What this task involves: Quote all entries in full, exactly.

— Start Extracted entries —

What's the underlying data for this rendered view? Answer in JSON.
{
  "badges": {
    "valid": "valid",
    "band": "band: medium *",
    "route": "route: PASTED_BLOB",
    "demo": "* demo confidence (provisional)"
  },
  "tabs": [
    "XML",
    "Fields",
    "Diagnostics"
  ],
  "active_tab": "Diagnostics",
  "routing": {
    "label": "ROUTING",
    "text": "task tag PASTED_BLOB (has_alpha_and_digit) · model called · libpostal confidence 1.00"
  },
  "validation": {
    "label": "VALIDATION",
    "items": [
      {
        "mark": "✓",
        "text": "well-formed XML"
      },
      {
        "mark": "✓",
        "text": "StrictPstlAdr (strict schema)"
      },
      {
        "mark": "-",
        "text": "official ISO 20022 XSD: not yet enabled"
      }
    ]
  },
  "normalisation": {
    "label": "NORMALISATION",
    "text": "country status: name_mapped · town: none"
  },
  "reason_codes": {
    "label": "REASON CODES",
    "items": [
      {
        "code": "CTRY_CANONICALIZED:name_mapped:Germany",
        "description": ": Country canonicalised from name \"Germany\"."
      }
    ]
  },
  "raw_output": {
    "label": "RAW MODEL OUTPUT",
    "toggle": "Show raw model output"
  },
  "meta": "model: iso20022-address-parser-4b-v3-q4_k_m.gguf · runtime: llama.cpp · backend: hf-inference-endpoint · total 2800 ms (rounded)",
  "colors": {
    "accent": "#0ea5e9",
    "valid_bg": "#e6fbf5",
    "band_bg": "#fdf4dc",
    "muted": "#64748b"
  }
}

— End Extracted entries —

Output of the exercise:
What's the underlying data for this rendered view? Answer in JSON.
{
  "badges": {
    "valid": "valid",
    "band": "band: medium *",
    "route": "route: PASTED_BLOB",
    "demo": "* demo confidence (provisional)"
  },
  "tabs": [
    "XML",
    "Fields",
    "Diagnostics"
  ],
  "active_tab": "Diagnostics",
  "routing": {
    "label": "ROUTING",
    "text": "task tag PASTED_BLOB (has_alpha_and_digit) · model called · libpostal confidence 1.00"
  },
  "validation": {
    "label": "VALIDATION",
    "items": [
      {
        "mark": "✓",
        "text": "well-formed XML"
      },
      {
        "mark": "✓",
        "text": "StrictPstlAdr (strict schema)"
      },
      {
        "mark": "-",
        "text": "official ISO 20022 XSD: not yet enabled"
      }
    ]
  },
  "normalisation": {
    "label": "NORMALISATION",
    "text": "country status: name_mapped · town: none"
  },
  "reason_codes": {
    "label": "REASON CODES",
    "items": [
      {
        "code": "CTRY_CANONICALIZED:name_mapped:Germany",
        "description": ": Country canonicalised from name \"Germany\"."
      }
    ]
  },
  "raw_output": {
    "label": "RAW MODEL OUTPUT",
    "toggle": "Show raw model output"
  },
  "meta": "model: iso20022-address-parser-4b-v3-q4_k_m.gguf · runtime: llama.cpp · backend: hf-inference-endpoint · total 2800 ms (rounded)",
  "colors": {
    "accent": "#0ea5e9",
    "valid_bg": "#e6fbf5",
    "band_bg": "#fdf4dc",
    "muted": "#64748b"
  }
}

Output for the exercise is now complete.